→ EXERCISE GOAL: Each line containing the word "Make" should be found and copied.

→ SOURCE RECORDS:
————————

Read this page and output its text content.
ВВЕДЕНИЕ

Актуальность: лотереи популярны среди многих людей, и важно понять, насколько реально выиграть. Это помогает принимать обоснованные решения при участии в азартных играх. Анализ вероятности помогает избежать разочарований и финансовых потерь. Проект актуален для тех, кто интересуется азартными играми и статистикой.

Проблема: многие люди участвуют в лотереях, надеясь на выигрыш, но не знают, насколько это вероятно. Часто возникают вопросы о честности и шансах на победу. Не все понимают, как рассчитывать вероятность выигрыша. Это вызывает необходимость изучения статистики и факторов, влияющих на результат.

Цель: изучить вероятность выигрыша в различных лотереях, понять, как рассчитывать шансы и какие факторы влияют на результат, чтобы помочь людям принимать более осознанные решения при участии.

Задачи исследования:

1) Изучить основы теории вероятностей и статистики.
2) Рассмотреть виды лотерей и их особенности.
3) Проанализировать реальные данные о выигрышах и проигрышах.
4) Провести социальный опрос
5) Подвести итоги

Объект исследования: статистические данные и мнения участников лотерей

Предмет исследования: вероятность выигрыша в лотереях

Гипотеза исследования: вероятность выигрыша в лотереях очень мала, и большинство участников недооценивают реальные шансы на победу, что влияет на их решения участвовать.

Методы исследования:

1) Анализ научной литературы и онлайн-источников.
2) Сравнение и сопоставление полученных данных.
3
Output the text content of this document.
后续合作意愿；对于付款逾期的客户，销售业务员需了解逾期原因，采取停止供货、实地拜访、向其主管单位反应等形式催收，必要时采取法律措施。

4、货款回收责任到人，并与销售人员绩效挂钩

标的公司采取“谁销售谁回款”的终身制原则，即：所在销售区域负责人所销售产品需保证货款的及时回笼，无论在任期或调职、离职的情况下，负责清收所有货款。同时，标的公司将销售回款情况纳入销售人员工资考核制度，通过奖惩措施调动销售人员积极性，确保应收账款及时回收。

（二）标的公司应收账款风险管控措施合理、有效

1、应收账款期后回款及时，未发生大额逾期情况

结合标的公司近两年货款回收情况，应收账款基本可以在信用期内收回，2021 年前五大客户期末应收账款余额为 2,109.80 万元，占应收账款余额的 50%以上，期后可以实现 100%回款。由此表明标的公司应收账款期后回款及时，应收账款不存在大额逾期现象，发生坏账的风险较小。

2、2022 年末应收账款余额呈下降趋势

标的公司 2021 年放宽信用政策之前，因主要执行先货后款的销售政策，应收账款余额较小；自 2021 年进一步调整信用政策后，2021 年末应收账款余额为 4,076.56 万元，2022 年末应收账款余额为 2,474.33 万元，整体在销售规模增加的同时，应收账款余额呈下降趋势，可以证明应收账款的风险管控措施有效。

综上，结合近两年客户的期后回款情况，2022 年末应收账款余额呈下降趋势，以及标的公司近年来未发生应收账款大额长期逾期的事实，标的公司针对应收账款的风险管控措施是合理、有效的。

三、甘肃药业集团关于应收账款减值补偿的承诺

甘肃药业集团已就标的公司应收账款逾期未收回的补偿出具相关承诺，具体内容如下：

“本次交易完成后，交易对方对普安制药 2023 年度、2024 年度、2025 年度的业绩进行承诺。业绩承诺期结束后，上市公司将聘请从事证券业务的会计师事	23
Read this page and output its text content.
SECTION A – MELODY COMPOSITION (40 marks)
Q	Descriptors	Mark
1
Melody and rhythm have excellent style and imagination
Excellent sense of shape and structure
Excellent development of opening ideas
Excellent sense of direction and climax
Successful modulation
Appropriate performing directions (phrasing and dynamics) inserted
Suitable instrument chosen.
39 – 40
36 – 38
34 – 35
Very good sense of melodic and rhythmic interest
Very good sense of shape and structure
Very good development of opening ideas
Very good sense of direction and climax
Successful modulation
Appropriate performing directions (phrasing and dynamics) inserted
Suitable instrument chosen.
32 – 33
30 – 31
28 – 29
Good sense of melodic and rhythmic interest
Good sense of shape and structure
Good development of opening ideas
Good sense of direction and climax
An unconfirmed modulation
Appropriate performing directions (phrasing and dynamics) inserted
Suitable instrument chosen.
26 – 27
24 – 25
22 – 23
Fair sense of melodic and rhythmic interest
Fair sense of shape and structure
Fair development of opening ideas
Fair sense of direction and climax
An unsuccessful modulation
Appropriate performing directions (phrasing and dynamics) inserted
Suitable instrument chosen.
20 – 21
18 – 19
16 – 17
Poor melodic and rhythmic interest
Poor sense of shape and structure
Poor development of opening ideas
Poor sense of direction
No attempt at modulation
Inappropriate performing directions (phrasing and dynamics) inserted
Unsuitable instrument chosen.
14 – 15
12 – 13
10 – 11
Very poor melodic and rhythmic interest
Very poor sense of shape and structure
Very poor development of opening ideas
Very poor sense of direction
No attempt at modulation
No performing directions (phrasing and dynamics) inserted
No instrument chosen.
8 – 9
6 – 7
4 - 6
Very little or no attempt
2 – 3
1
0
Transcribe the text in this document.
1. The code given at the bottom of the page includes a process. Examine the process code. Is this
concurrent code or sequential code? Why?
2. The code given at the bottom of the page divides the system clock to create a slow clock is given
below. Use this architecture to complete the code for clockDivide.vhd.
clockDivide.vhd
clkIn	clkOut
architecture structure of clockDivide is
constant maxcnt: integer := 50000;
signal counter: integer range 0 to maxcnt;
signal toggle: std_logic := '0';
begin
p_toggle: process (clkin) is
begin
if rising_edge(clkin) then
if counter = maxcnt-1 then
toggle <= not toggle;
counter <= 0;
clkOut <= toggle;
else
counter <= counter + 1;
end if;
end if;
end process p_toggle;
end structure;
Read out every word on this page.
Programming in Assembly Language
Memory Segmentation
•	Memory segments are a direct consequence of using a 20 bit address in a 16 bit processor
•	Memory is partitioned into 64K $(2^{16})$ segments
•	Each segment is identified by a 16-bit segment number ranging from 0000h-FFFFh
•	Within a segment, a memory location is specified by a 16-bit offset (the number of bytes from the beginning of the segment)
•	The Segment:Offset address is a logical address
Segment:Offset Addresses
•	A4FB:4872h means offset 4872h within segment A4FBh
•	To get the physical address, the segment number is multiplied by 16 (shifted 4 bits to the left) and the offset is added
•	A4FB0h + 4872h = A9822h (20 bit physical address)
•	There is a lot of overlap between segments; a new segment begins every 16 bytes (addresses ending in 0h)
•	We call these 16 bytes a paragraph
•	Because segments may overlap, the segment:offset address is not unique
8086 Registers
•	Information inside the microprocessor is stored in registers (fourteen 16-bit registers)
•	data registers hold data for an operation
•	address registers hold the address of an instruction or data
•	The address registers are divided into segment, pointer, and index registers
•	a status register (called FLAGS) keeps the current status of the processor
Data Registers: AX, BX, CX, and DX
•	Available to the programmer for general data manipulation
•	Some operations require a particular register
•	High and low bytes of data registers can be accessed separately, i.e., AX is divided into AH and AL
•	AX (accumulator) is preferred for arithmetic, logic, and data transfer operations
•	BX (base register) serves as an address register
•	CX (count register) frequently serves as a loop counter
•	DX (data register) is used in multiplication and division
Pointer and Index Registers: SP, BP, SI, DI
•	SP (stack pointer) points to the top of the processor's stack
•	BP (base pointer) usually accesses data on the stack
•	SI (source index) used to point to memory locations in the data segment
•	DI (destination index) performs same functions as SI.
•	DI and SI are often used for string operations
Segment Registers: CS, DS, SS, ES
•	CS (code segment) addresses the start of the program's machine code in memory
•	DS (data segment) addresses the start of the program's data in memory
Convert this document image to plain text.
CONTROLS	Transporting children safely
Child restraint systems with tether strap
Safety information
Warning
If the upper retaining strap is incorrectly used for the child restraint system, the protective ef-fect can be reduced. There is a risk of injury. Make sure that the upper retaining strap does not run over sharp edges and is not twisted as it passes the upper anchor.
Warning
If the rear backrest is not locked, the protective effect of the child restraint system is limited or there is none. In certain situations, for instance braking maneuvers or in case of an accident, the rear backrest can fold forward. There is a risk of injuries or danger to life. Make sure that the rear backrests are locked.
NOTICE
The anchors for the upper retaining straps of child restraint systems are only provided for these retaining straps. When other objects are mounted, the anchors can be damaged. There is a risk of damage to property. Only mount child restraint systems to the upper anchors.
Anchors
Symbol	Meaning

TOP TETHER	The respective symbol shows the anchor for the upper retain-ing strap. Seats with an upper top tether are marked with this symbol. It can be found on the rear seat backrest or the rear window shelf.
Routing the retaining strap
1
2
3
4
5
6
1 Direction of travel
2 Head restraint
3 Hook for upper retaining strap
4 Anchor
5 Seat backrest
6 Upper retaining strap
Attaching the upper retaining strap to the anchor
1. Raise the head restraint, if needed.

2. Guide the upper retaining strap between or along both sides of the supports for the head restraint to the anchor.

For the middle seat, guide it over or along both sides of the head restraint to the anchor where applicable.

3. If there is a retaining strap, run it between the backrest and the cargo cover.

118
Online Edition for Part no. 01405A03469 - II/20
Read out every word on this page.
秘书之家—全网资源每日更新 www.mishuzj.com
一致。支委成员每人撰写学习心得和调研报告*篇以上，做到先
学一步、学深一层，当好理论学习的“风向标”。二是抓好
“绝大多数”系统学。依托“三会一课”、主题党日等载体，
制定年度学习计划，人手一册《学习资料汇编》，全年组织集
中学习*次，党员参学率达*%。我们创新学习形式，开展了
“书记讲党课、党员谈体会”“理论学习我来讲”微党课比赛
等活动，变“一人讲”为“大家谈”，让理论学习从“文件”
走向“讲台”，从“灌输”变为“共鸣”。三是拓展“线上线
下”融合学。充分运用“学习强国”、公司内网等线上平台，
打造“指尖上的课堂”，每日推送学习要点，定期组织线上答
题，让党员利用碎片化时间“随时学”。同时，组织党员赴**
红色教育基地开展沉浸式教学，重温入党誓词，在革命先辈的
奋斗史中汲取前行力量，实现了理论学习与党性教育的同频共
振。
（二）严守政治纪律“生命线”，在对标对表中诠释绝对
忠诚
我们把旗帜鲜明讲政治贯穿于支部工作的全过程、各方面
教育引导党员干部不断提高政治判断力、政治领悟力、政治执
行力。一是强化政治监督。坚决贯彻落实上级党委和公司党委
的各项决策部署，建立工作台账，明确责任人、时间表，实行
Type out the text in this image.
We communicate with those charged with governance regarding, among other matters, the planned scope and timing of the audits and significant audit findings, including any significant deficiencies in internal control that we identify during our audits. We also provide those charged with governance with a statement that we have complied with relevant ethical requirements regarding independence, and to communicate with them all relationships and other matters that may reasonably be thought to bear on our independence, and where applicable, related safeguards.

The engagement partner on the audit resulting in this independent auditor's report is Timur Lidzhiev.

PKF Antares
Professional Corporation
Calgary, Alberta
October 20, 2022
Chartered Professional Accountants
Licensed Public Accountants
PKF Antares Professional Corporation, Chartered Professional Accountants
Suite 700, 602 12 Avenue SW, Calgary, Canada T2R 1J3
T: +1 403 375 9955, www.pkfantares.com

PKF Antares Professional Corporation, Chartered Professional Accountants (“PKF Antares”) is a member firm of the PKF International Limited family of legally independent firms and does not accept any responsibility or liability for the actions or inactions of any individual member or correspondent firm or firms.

————————

→ COMPLETED EXERCISE:
If the upper retaining strap is incorrectly used for the child restraint system, the protective ef-fect can be reduced. There is a risk of injury. Make sure that the upper retaining strap does not run over sharp edges and is not twisted as it passes the upper anchor.
If the rear backrest is not locked, the protective effect of the child restraint system is limited or there is none. In certain situations, for instance braking maneuvers or in case of an accident, the rear backrest can fold forward. There is a risk of injuries or danger to life. Make sure that the rear backrests are locked.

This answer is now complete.